* _What the task asks_: Reproduce the listing below in its entirety. Change nothing.

* _Input_:
'''

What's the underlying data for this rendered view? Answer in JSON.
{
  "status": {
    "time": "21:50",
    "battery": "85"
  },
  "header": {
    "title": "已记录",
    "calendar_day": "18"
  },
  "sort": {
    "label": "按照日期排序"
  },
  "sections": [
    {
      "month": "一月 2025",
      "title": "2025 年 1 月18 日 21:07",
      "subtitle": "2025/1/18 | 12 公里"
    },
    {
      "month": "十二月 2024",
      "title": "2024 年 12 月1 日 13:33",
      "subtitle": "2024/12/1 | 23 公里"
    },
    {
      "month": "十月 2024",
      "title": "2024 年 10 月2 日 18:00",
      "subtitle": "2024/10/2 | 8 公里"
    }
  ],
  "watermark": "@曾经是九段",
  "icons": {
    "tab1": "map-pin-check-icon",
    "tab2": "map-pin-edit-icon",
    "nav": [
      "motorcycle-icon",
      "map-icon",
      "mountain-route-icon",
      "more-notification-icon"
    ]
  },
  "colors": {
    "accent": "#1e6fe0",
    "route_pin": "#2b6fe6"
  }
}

'''

* _Output of the exercise_:
What's the underlying data for this rendered view? Answer in JSON.
{
  "status": {
    "time": "21:50",
    "battery": "85"
  },
  "header": {
    "title": "已记录",
    "calendar_day": "18"
  },
  "sort": {
    "label": "按照日期排序"
  },
  "sections": [
    {
      "month": "一月 2025",
      "title": "2025 年 1 月18 日 21:07",
      "subtitle": "2025/1/18 | 12 公里"
    },
    {
      "month": "十二月 2024",
      "title": "2024 年 12 月1 日 13:33",
      "subtitle": "2024/12/1 | 23 公里"
    },
    {
      "month": "十月 2024",
      "title": "2024 年 10 月2 日 18:00",
      "subtitle": "2024/10/2 | 8 公里"
    }
  ],
  "watermark": "@曾经是九段",
  "icons": {
    "tab1": "map-pin-check-icon",
    "tab2": "map-pin-edit-icon",
    "nav": [
      "motorcycle-icon",
      "map-icon",
      "mountain-route-icon",
      "more-notification-icon"
    ]
  },
  "colors": {
    "accent": "#1e6fe0",
    "route_pin": "#2b6fe6"
  }
}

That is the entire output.